Saved entries
_ _ _ _ _ _ _
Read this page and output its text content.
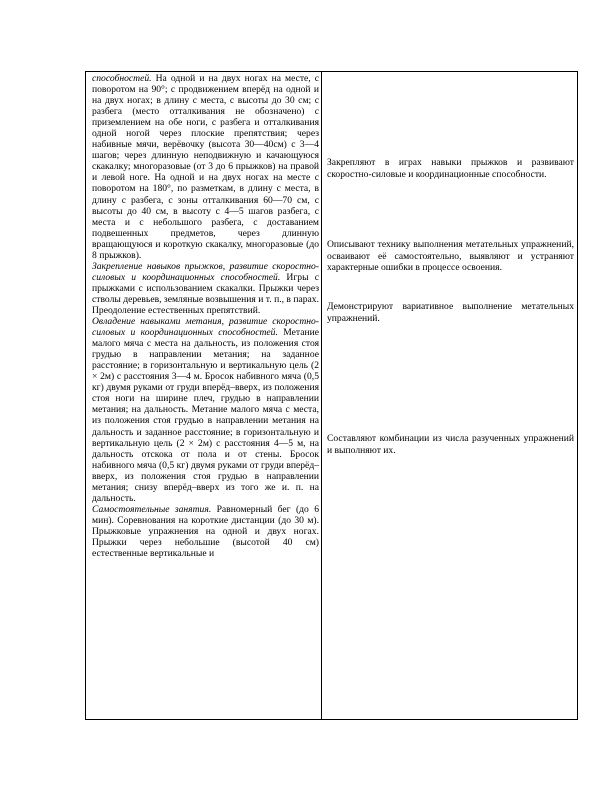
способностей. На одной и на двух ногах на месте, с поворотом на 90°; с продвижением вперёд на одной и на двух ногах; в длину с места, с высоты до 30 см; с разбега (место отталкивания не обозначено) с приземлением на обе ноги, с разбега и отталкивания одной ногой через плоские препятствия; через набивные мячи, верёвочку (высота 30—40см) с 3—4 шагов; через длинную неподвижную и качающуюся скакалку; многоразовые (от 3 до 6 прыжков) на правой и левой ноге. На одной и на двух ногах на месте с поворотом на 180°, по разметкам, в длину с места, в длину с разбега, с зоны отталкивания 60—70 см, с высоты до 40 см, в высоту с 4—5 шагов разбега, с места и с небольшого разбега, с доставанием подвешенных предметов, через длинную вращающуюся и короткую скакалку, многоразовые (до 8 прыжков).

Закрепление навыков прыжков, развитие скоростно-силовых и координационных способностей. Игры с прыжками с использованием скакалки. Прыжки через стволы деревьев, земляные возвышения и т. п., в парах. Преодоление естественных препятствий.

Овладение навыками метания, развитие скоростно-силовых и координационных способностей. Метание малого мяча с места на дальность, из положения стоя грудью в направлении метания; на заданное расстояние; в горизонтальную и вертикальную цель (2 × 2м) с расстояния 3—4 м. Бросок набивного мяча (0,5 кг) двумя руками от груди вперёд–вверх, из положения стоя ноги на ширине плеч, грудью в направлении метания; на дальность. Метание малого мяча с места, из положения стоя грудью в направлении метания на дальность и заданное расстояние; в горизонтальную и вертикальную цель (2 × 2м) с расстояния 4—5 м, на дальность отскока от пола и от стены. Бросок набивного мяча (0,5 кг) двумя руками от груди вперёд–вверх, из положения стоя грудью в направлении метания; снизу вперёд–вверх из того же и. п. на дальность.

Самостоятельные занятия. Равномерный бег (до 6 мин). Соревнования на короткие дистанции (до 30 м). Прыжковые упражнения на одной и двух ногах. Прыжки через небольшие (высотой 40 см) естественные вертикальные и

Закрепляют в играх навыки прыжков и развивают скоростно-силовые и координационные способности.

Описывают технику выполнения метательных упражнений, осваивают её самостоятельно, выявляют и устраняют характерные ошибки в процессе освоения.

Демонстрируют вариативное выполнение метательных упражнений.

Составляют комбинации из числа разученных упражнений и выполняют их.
_ _ _ _ _ _ _
§ **Requirements**: Reproduce the records, all of them, word for word; omit the pictures.

§ **Expected output**:
Read this page and output its text content.
способностей. На одной и на двух ногах на месте, с поворотом на 90°; с продвижением вперёд на одной и на двух ногах; в длину с места, с высоты до 30 см; с разбега (место отталкивания не обозначено) с приземлением на обе ноги, с разбега и отталкивания одной ногой через плоские препятствия; через набивные мячи, верёвочку (высота 30—40см) с 3—4 шагов; через длинную неподвижную и качающуюся скакалку; многоразовые (от 3 до 6 прыжков) на правой и левой ноге. На одной и на двух ногах на месте с поворотом на 180°, по разметкам, в длину с места, в длину с разбега, с зоны отталкивания 60—70 см, с высоты до 40 см, в высоту с 4—5 шагов разбега, с места и с небольшого разбега, с доставанием подвешенных предметов, через длинную вращающуюся и короткую скакалку, многоразовые (до 8 прыжков).

Закрепление навыков прыжков, развитие скоростно-силовых и координационных способностей. Игры с прыжками с использованием скакалки. Прыжки через стволы деревьев, земляные возвышения и т. п., в парах. Преодоление естественных препятствий.

Овладение навыками метания, развитие скоростно-силовых и координационных способностей. Метание малого мяча с места на дальность, из положения стоя грудью в направлении метания; на заданное расстояние; в горизонтальную и вертикальную цель (2 × 2м) с расстояния 3—4 м. Бросок набивного мяча (0,5 кг) двумя руками от груди вперёд–вверх, из положения стоя ноги на ширине плеч, грудью в направлении метания; на дальность. Метание малого мяча с места, из положения стоя грудью в направлении метания на дальность и заданное расстояние; в горизонтальную и вертикальную цель (2 × 2м) с расстояния 4—5 м, на дальность отскока от пола и от стены. Бросок набивного мяча (0,5 кг) двумя руками от груди вперёд–вверх, из положения стоя грудью в направлении метания; снизу вперёд–вверх из того же и. п. на дальность.

Самостоятельные занятия. Равномерный бег (до 6 мин). Соревнования на короткие дистанции (до 30 м). Прыжковые упражнения на одной и двух ногах. Прыжки через небольшие (высотой 40 см) естественные вертикальные и

Закрепляют в играх навыки прыжков и развивают скоростно-силовые и координационные способности.

Описывают технику выполнения метательных упражнений, осваивают её самостоятельно, выявляют и устраняют характерные ошибки в процессе освоения.

Демонстрируют вариативное выполнение метательных упражнений.

Составляют комбинации из числа разученных упражнений и выполняют их.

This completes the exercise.